Write out each record below exactly as it appears, with no pictures.
----------------------------------------
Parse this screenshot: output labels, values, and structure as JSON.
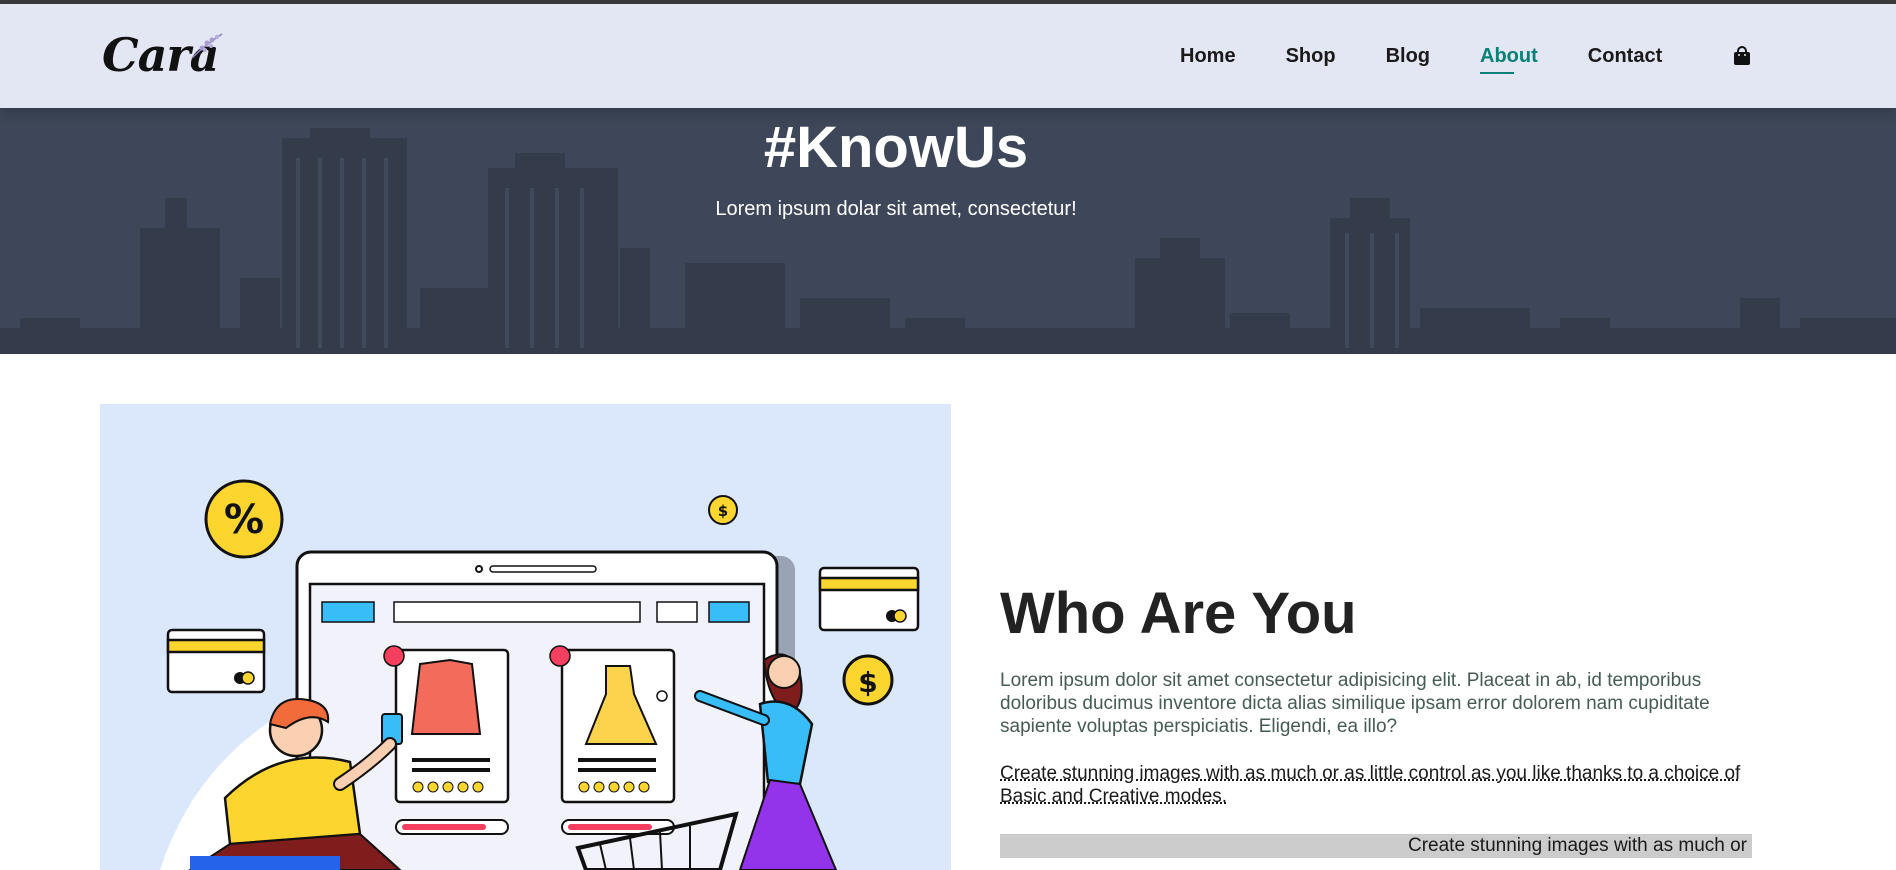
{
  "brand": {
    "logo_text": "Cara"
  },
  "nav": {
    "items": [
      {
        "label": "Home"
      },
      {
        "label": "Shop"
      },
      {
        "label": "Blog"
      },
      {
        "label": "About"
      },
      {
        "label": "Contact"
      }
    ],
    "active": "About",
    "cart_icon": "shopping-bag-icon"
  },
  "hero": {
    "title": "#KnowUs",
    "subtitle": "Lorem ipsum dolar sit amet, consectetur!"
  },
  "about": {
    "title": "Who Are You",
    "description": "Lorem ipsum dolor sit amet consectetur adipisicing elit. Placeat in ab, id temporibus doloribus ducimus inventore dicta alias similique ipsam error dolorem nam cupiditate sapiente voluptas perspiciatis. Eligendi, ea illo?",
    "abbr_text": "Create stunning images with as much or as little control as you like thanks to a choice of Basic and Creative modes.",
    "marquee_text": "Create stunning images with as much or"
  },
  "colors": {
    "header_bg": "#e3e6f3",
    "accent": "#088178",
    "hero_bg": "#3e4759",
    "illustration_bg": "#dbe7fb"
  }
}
----------------------------------------
Written answer:
Parse this screenshot: output labels, values, and structure as JSON.
{
  "brand": {
    "logo_text": "Cara"
  },
  "nav": {
    "items": [
      {
        "label": "Home"
      },
      {
        "label": "Shop"
      },
      {
        "label": "Blog"
      },
      {
        "label": "About"
      },
      {
        "label": "Contact"
      }
    ],
    "active": "About",
    "cart_icon": "shopping-bag-icon"
  },
  "hero": {
    "title": "#KnowUs",
    "subtitle": "Lorem ipsum dolar sit amet, consectetur!"
  },
  "about": {
    "title": "Who Are You",
    "description": "Lorem ipsum dolor sit amet consectetur adipisicing elit. Placeat in ab, id temporibus doloribus ducimus inventore dicta alias similique ipsam error dolorem nam cupiditate sapiente voluptas perspiciatis. Eligendi, ea illo?",
    "abbr_text": "Create stunning images with as much or as little control as you like thanks to a choice of Basic and Creative modes.",
    "marquee_text": "Create stunning images with as much or"
  },
  "colors": {
    "header_bg": "#e3e6f3",
    "accent": "#088178",
    "hero_bg": "#3e4759",
    "illustration_bg": "#dbe7fb"
  }
}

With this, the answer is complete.